[START OF SUPPLIED ENTRIES]

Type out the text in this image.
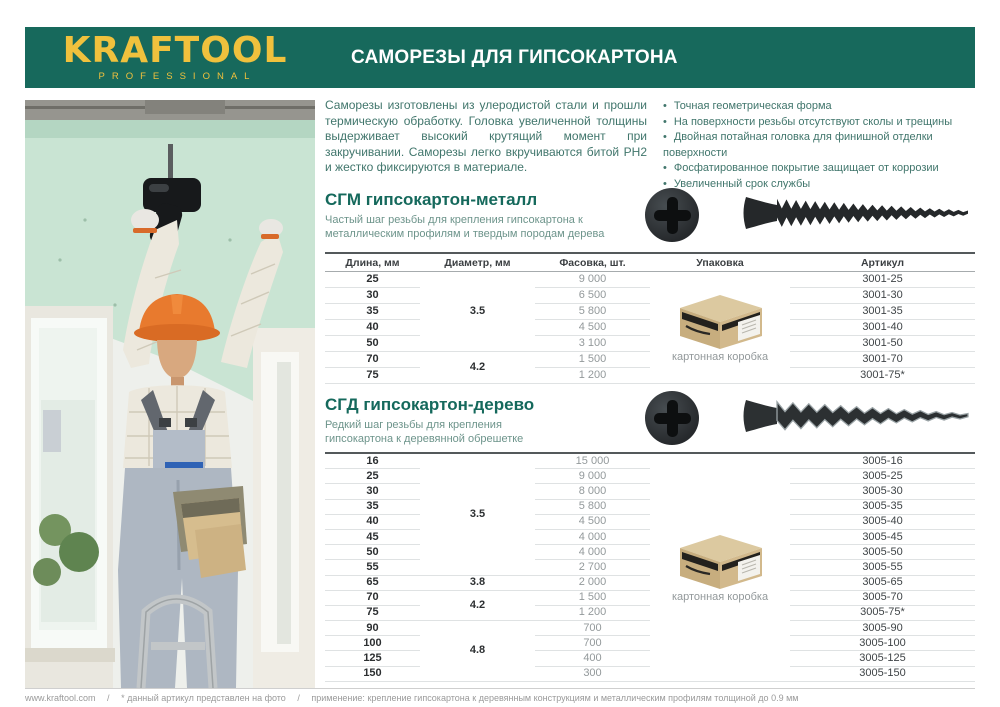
KRAFTOOL
PROFESSIONAL
САМОРЕЗЫ ДЛЯ ГИПСОКАРТОНА

Саморезы изготовлены из улеродистой стали и прошли термическую обработку. Головка увеличенной толщины выдерживает высокий крутящий момент при закручивании. Саморезы легко вкручиваются битой PH2 и жестко фиксируются в материале.

• Точная геометрическая форма
• На поверхности резьбы отсутствуют сколы и трещины
• Двойная потайная головка для финишной отделки поверхности
• Фосфатированное покрытие защищает от коррозии
• Увеличенный срок службы
СГМ гипсокартон-металл

Частый шаг резьбы для крепления гипсокартона к металлическим профилям и твердым породам дерева

Длина, мм	Диаметр, мм	Фасовка, шт.	Упаковка	Артикул
25	3.5	9 000	картонная коробка	3001-25
30		6 500		3001-30
35		5 800		3001-35
40		4 500		3001-40
50		3 100		3001-50
70	4.2	1 500		3001-70
75		1 200		3001-75*
СГД гипсокартон-дерево

Редкий шаг резьбы для крепления гипсокартона к деревянной обрешетке

16	3.5	15 000	картонная коробка	3005-16
25		9 000		3005-25
30		8 000		3005-30
35		5 800		3005-35
40		4 500		3005-40
45		4 000		3005-45
50		4 000		3005-50
55		2 700		3005-55
65	3.8	2 000		3005-65
70	4.2	1 500		3005-70
75		1 200		3005-75*
90	4.8	700		3005-90
100		700		3005-100
125		400		3005-125
150		300		3005-150
www.kraftool.com / * данный артикул представлен на фото / применение: крепление гипсокартона к деревянным конструкциям и металлическим профилям толщиной до 0.9 мм
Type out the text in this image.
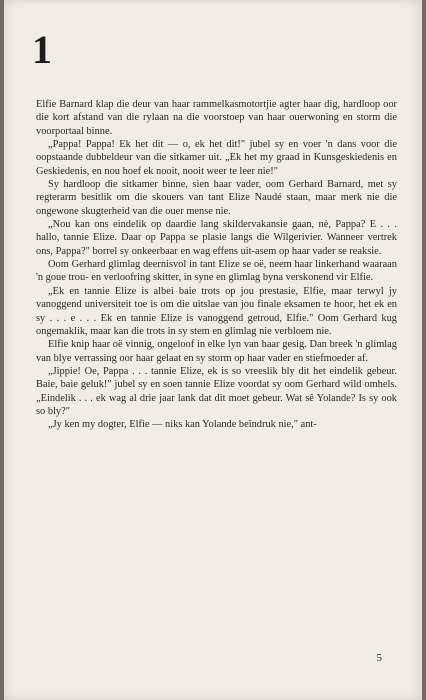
1

Elfie Barnard klap die deur van haar rammelkasmotortjie agter haar dig, hardloop oor die kort afstand van die rylaan na die voorstoep van haar ouerwoning en storm die voorportaal binne.

„Pappa! Pappa! Ek het dit — o, ek het dit!" jubel sy en voer 'n dans voor die oopstaande dubbeldeur van die sitkamer uit. „Ek het my graad in Kunsgeskiedenis en Geskiedenis, en nou hoef ek nooit, nooit weer te leer nie!"

Sy hardloop die sitkamer binne, sien haar vader, oom Gerhard Barnard, met sy regterarm besitlik om die skouers van tant Elize Naudé staan, maar merk nie die ongewone skugterheid van die ouer mense nie.

„Nou kan ons eindelik op daardie lang skildervakansie gaan, nè, Pappa? E . . . hallo, tannie Elize. Daar op Pappa se plasie langs die Wilgerivier. Wanneer vertrek ons, Pappa?" borrel sy onkeerbaar en wag effens uit-asem op haar vader se reaksie.

Oom Gerhard glimlag deernisvol in tant Elize se oë, neem haar linkerhand waaraan 'n goue trou- en verloofring skitter, in syne en glimlag byna verskonend vir Elfie.

„Ek en tannie Elize is albei baie trots op jou prestasie, Elfie, maar terwyl jy vanoggend universiteit toe is om die uitslae van jou finale eksamen te hoor, het ek en sy . . . e . . . Ek en tannie Elize is vanoggend getroud, Elfie." Oom Gerhard kug ongemaklik, maar kan die trots in sy stem en glimlag nie verbloem nie.

Elfie knip haar oë vinnig, ongeloof in elke lyn van haar gesig. Dan breek 'n glimlag van blye verrassing oor haar gelaat en sy storm op haar vader en stiefmoeder af.

„Jippie! Oe, Pappa . . . tannie Elize, ek is so vreeslik bly dit het eindelik gebeur. Baie, baie geluk!" jubel sy en soen tannie Elize voordat sy oom Gerhard wild omhels. „Eindelik . . . ek wag al drie jaar lank dat dit moet gebeur. Wat sê Yolande? Is sy ook so bly?"

„Jy ken my dogter, Elfie — niks kan Yolande beïndruk nie," ant-

5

[END OF SUPPLIED ENTRIES]

_EXERCISE INSTRUCTIONS_: Give only the count of lines in this material that contain the string "профилям".

_EXPECTED ANSWER_: 2